• [REQUIRED ACTION] Pick up the account of the family pharmacy in Barcelona below and continue it after its last sentence.

-------- SOURCE DOCUMENT --------

I did not have a vocation as a pharmacist. My vocation has been in a completely different direction, and I had to make a great effort to dedicate myself to being a pharmacist. I had to make a complete mental switch, and, in the end, I found a sense of helping people and having a special friendship with doctors. It was a question of psychology. I did it in a very convincing way.

At the time when my father-in-law and I had the pharmacy, there was more done in pharmacies, including the preparation of formulas provided by doctors. Doctors back then were also wiser than now because they knew the specifics of formulas. We did not create the formulas ourselves but rather processed the ones given to us by doctors. Grandfather Pelayo, as we called him, did have a vocation and intelligence with which to invent some medicines, and he was very successful with those medicines that he made through a laboratory.

All our children participated in the pharmacy work. My daughter Merce was great at running errands for us. She knew how to get around everywhere in Barcelona. She would take medicines to people if it was an emergency or go shopping for something we needed. Our sons, Pelayo and Joan, were in charge of processing the insured prescriptions because the pensioners did not pay anything, and others paid only a small percentage. Those insurance forms had to be delivered every month, and they had to be sent to Madrid. And since it took so long, we advanced the money, and sometimes it took three months for them to pay us.

Albert Buxeda was also in the pharmacy as an assistant. He was a man who worked at the Prat Pharmacy in Palamós for many years. He was young then and always very efficient. During the Civil War, he was a Republican soldier. At the end of the war, there was a horrible campaign against those who had been part of the so-called ‘Reds,’ and they were not given jobs when the war ended. Buxeda was a great person, but the pharmacist Prat fired him for being on the side of the Republicans during the war. Then, my father-in-law Pelayo, who was a great person, very honest, and had Republican ideas himself (although he was not one of the Reds who killed people), offered him a job in his pharmacy in Barcelona. So, Buxeda moved to Barcelona, and there he got married and had a daughter. He stayed with us at the pharmacy until he retired and then moved back to Palamós.

-------- DATASET CONTENT --------

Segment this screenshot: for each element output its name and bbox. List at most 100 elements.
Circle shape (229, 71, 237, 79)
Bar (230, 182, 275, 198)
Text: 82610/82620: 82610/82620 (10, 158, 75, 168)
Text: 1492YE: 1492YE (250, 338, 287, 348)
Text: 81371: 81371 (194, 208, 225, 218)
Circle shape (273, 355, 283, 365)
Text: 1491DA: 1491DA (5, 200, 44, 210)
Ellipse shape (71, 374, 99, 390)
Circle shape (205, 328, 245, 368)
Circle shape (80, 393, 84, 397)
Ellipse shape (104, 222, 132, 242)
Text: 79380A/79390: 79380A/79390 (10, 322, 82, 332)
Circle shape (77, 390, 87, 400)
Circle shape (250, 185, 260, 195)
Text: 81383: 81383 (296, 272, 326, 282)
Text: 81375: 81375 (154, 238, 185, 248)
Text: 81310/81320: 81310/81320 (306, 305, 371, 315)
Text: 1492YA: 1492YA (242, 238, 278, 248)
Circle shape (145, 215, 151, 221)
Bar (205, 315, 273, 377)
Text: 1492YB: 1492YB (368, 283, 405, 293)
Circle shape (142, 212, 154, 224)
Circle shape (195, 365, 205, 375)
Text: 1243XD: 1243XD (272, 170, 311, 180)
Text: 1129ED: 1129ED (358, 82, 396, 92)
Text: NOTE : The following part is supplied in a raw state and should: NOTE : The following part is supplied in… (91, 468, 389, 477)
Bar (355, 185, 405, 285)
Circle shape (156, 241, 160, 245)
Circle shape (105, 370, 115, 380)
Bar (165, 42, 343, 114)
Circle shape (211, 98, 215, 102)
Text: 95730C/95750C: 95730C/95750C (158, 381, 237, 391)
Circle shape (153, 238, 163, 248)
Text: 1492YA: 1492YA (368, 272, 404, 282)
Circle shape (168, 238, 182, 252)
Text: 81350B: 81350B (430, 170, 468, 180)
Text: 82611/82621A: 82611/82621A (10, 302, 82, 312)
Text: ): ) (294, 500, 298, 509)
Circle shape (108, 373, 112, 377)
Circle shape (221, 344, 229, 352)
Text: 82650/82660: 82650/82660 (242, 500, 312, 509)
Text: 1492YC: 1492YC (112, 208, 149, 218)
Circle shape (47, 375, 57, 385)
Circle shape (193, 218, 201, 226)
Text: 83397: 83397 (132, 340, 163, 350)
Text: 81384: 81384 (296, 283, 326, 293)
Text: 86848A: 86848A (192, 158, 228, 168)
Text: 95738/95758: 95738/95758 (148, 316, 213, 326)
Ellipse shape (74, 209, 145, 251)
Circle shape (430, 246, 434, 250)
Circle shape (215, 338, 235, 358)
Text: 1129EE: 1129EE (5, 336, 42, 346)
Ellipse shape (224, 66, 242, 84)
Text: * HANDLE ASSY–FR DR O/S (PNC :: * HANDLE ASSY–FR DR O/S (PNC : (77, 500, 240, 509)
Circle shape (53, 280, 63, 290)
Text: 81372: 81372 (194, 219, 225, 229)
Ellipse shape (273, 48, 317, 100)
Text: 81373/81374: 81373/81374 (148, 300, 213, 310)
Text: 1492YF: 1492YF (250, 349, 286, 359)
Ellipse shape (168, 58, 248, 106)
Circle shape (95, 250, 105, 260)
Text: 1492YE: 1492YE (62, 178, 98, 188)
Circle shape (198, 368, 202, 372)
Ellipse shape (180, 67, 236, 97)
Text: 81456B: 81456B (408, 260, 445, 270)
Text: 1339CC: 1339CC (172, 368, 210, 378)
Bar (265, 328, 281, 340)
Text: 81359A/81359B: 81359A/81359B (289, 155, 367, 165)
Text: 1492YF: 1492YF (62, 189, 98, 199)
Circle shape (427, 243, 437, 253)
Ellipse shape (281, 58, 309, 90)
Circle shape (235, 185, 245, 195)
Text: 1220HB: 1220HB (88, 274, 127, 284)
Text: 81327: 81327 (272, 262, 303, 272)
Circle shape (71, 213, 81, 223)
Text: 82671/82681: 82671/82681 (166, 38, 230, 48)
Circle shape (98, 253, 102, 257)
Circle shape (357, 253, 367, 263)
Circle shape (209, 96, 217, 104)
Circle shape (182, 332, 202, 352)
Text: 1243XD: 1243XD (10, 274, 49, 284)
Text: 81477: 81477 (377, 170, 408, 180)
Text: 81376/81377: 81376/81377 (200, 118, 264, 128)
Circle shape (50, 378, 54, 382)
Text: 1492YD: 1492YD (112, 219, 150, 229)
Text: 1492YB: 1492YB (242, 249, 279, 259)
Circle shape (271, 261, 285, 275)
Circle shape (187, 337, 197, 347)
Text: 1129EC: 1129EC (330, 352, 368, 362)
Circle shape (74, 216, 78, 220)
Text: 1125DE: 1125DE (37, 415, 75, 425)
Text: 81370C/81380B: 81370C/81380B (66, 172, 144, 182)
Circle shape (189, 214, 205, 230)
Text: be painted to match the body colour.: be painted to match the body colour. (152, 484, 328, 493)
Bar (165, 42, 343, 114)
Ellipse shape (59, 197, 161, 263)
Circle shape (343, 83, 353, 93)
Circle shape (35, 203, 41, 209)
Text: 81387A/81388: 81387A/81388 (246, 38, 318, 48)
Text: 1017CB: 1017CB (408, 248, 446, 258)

--------

• [WRITTEN RESPONSE]
We had many adventures in the pharmacy, which I recount in my oral history that accompanies this brief account of my life. But I do want to mention here an important part of our lives. And that is that at home, we often had young family members stay with us. Marilee, daughter of Carmen and Melvin Lord, was with us for a year. The change she made at that time was extraordinary. My nephew Andrés also came to stay with us because his parents no longer knew what to do with him. I found him a teacher, and since then, he always tells me that it did him a great deal of good. I believe that doing things with love and affection and trying to understand people helps things work out in the end.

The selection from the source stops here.